- _Task directions_: Extract every entry word for word. Skip the pictures.

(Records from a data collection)
────────────────

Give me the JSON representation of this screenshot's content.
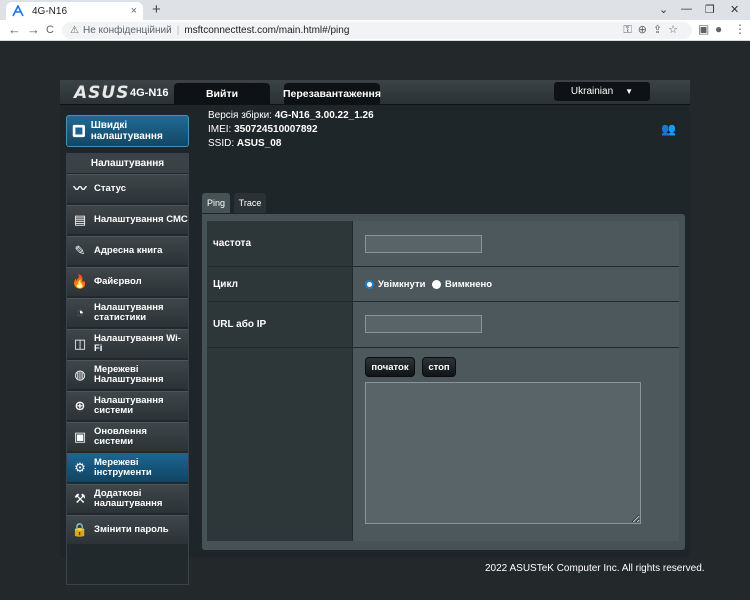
{
  "browser": {
    "tab_title": "4G-N16",
    "tab_close": "×",
    "new_tab": "+",
    "back": "←",
    "forward": "→",
    "reload": "C",
    "security_label": "Не конфіденційний",
    "url": "msftconnecttest.com/main.html#/ping",
    "window_min": "—",
    "window_max": "❐",
    "window_close": "✕"
  },
  "router": {
    "logo": "ASUS",
    "model": "4G-N16",
    "logout_label": "Вийти",
    "reboot_label": "Перезавантаження",
    "language": "Ukrainian",
    "firmware_label": "Версія збірки:",
    "firmware_value": "4G-N16_3.00.22_1.26",
    "imei_label": "IMEI:",
    "imei_value": "350724510007892",
    "ssid_label": "SSID:",
    "ssid_value": "ASUS_08"
  },
  "sidebar": {
    "quick_setup": "Швидкі налаштування",
    "section_title": "Налаштування",
    "items": [
      {
        "label": "Статус",
        "icon": "status-icon"
      },
      {
        "label": "Налаштування СМС",
        "icon": "sms-icon"
      },
      {
        "label": "Адресна книга",
        "icon": "address-book-icon"
      },
      {
        "label": "Файєрвол",
        "icon": "firewall-icon"
      },
      {
        "label": "Налаштування статистики",
        "icon": "statistics-icon"
      },
      {
        "label": "Налаштування Wi-Fi",
        "icon": "wifi-icon"
      },
      {
        "label": "Мережеві Налаштування",
        "icon": "globe-icon"
      },
      {
        "label": "Налаштування системи",
        "icon": "system-icon"
      },
      {
        "label": "Оновлення системи",
        "icon": "update-icon"
      },
      {
        "label": "Мережеві інструменти",
        "icon": "tools-icon"
      },
      {
        "label": "Додаткові налаштування",
        "icon": "advanced-icon"
      },
      {
        "label": "Змінити пароль",
        "icon": "lock-icon"
      }
    ],
    "active_index": 9
  },
  "content": {
    "tabs": [
      "Ping",
      "Trace"
    ],
    "active_tab": 0,
    "frequency_label": "частота",
    "frequency_value": "",
    "cycle_label": "Цикл",
    "cycle_on": "Увімкнути",
    "cycle_off": "Вимкнено",
    "cycle_selected": "on",
    "url_label": "URL або IP",
    "url_value": "",
    "start_label": "початок",
    "stop_label": "стоп",
    "output": ""
  },
  "footer": "2022 ASUSTeK Computer Inc. All rights reserved.",
  "colors": {
    "accent": "#1c6591",
    "background": "#23282b"
  }
}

────────────────

- _Solution to this task_:
Give me the JSON representation of this screenshot's content.
{
  "browser": {
    "tab_title": "4G-N16",
    "tab_close": "×",
    "new_tab": "+",
    "back": "←",
    "forward": "→",
    "reload": "C",
    "security_label": "Не конфіденційний",
    "url": "msftconnecttest.com/main.html#/ping",
    "window_min": "—",
    "window_max": "❐",
    "window_close": "✕"
  },
  "router": {
    "logo": "ASUS",
    "model": "4G-N16",
    "logout_label": "Вийти",
    "reboot_label": "Перезавантаження",
    "language": "Ukrainian",
    "firmware_label": "Версія збірки:",
    "firmware_value": "4G-N16_3.00.22_1.26",
    "imei_label": "IMEI:",
    "imei_value": "350724510007892",
    "ssid_label": "SSID:",
    "ssid_value": "ASUS_08"
  },
  "sidebar": {
    "quick_setup": "Швидкі налаштування",
    "section_title": "Налаштування",
    "items": [
      {
        "label": "Статус",
        "icon": "status-icon"
      },
      {
        "label": "Налаштування СМС",
        "icon": "sms-icon"
      },
      {
        "label": "Адресна книга",
        "icon": "address-book-icon"
      },
      {
        "label": "Файєрвол",
        "icon": "firewall-icon"
      },
      {
        "label": "Налаштування статистики",
        "icon": "statistics-icon"
      },
      {
        "label": "Налаштування Wi-Fi",
        "icon": "wifi-icon"
      },
      {
        "label": "Мережеві Налаштування",
        "icon": "globe-icon"
      },
      {
        "label": "Налаштування системи",
        "icon": "system-icon"
      },
      {
        "label": "Оновлення системи",
        "icon": "update-icon"
      },
      {
        "label": "Мережеві інструменти",
        "icon": "tools-icon"
      },
      {
        "label": "Додаткові налаштування",
        "icon": "advanced-icon"
      },
      {
        "label": "Змінити пароль",
        "icon": "lock-icon"
      }
    ],
    "active_index": 9
  },
  "content": {
    "tabs": [
      "Ping",
      "Trace"
    ],
    "active_tab": 0,
    "frequency_label": "частота",
    "frequency_value": "",
    "cycle_label": "Цикл",
    "cycle_on": "Увімкнути",
    "cycle_off": "Вимкнено",
    "cycle_selected": "on",
    "url_label": "URL або IP",
    "url_value": "",
    "start_label": "початок",
    "stop_label": "стоп",
    "output": ""
  },
  "footer": "2022 ASUSTeK Computer Inc. All rights reserved.",
  "colors": {
    "accent": "#1c6591",
    "background": "#23282b"
  }
}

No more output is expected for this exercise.